_What is being asked_: The entries should each be set down again precisely.

** Opening Information provided block **

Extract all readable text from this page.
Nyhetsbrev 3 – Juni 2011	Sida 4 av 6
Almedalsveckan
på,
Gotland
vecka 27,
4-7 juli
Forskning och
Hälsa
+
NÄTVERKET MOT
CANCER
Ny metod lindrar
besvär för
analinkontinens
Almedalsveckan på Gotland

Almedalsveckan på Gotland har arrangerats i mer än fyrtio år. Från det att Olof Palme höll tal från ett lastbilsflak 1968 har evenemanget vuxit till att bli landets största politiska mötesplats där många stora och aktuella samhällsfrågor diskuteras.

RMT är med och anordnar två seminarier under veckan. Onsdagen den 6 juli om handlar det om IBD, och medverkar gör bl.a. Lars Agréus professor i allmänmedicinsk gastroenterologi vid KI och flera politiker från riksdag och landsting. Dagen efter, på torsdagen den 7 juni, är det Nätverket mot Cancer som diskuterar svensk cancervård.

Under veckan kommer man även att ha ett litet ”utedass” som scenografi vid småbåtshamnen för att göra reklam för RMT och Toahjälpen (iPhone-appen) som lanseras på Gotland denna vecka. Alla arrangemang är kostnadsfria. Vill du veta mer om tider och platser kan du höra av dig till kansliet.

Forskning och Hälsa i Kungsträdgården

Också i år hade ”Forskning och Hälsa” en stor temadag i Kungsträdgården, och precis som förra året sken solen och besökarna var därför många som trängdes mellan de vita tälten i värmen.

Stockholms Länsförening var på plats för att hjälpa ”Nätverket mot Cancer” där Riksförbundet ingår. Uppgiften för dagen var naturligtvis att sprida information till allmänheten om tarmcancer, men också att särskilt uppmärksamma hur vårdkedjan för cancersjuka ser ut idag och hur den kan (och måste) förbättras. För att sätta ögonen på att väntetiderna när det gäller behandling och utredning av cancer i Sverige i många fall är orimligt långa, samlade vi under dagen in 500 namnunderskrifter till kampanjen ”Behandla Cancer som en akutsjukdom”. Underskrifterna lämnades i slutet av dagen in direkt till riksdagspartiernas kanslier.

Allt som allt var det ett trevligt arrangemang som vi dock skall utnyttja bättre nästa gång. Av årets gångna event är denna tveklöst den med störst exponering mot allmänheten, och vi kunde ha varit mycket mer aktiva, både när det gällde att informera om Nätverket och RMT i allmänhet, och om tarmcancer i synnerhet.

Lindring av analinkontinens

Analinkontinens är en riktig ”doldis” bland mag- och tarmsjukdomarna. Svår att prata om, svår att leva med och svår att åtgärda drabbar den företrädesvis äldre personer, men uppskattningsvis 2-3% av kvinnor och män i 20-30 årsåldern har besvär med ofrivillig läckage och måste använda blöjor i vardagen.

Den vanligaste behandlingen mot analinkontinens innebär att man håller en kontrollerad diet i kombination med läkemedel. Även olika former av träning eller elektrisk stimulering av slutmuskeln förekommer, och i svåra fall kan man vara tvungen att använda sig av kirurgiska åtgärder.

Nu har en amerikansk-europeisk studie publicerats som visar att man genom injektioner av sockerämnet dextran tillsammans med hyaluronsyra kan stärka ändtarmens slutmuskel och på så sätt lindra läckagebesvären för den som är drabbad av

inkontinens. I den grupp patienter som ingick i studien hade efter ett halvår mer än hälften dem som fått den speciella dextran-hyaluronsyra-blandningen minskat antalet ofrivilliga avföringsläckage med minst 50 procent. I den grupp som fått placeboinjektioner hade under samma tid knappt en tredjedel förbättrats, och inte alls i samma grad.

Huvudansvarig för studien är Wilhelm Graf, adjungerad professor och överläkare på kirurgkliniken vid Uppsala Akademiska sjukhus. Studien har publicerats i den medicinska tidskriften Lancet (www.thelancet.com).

** Closing Information provided block **

_Task solution_:
Extract all readable text from this page.
Nyhetsbrev 3 – Juni 2011	Sida 4 av 6
Almedalsveckan
på,
Gotland
vecka 27,
4-7 juli
Forskning och
Hälsa
+
NÄTVERKET MOT
CANCER
Ny metod lindrar
besvär för
analinkontinens
Almedalsveckan på Gotland

Almedalsveckan på Gotland har arrangerats i mer än fyrtio år. Från det att Olof Palme höll tal från ett lastbilsflak 1968 har evenemanget vuxit till att bli landets största politiska mötesplats där många stora och aktuella samhällsfrågor diskuteras.

RMT är med och anordnar två seminarier under veckan. Onsdagen den 6 juli om handlar det om IBD, och medverkar gör bl.a. Lars Agréus professor i allmänmedicinsk gastroenterologi vid KI och flera politiker från riksdag och landsting. Dagen efter, på torsdagen den 7 juni, är det Nätverket mot Cancer som diskuterar svensk cancervård.

Under veckan kommer man även att ha ett litet ”utedass” som scenografi vid småbåtshamnen för att göra reklam för RMT och Toahjälpen (iPhone-appen) som lanseras på Gotland denna vecka. Alla arrangemang är kostnadsfria. Vill du veta mer om tider och platser kan du höra av dig till kansliet.

Forskning och Hälsa i Kungsträdgården

Också i år hade ”Forskning och Hälsa” en stor temadag i Kungsträdgården, och precis som förra året sken solen och besökarna var därför många som trängdes mellan de vita tälten i värmen.

Stockholms Länsförening var på plats för att hjälpa ”Nätverket mot Cancer” där Riksförbundet ingår. Uppgiften för dagen var naturligtvis att sprida information till allmänheten om tarmcancer, men också att särskilt uppmärksamma hur vårdkedjan för cancersjuka ser ut idag och hur den kan (och måste) förbättras. För att sätta ögonen på att väntetiderna när det gäller behandling och utredning av cancer i Sverige i många fall är orimligt långa, samlade vi under dagen in 500 namnunderskrifter till kampanjen ”Behandla Cancer som en akutsjukdom”. Underskrifterna lämnades i slutet av dagen in direkt till riksdagspartiernas kanslier.

Allt som allt var det ett trevligt arrangemang som vi dock skall utnyttja bättre nästa gång. Av årets gångna event är denna tveklöst den med störst exponering mot allmänheten, och vi kunde ha varit mycket mer aktiva, både när det gällde att informera om Nätverket och RMT i allmänhet, och om tarmcancer i synnerhet.

Lindring av analinkontinens

Analinkontinens är en riktig ”doldis” bland mag- och tarmsjukdomarna. Svår att prata om, svår att leva med och svår att åtgärda drabbar den företrädesvis äldre personer, men uppskattningsvis 2-3% av kvinnor och män i 20-30 årsåldern har besvär med ofrivillig läckage och måste använda blöjor i vardagen.

Den vanligaste behandlingen mot analinkontinens innebär att man håller en kontrollerad diet i kombination med läkemedel. Även olika former av träning eller elektrisk stimulering av slutmuskeln förekommer, och i svåra fall kan man vara tvungen att använda sig av kirurgiska åtgärder.

Nu har en amerikansk-europeisk studie publicerats som visar att man genom injektioner av sockerämnet dextran tillsammans med hyaluronsyra kan stärka ändtarmens slutmuskel och på så sätt lindra läckagebesvären för den som är drabbad av

inkontinens. I den grupp patienter som ingick i studien hade efter ett halvår mer än hälften dem som fått den speciella dextran-hyaluronsyra-blandningen minskat antalet ofrivilliga avföringsläckage med minst 50 procent. I den grupp som fått placeboinjektioner hade under samma tid knappt en tredjedel förbättrats, och inte alls i samma grad.

Huvudansvarig för studien är Wilhelm Graf, adjungerad professor och överläkare på kirurgkliniken vid Uppsala Akademiska sjukhus. Studien har publicerats i den medicinska tidskriften Lancet (www.thelancet.com).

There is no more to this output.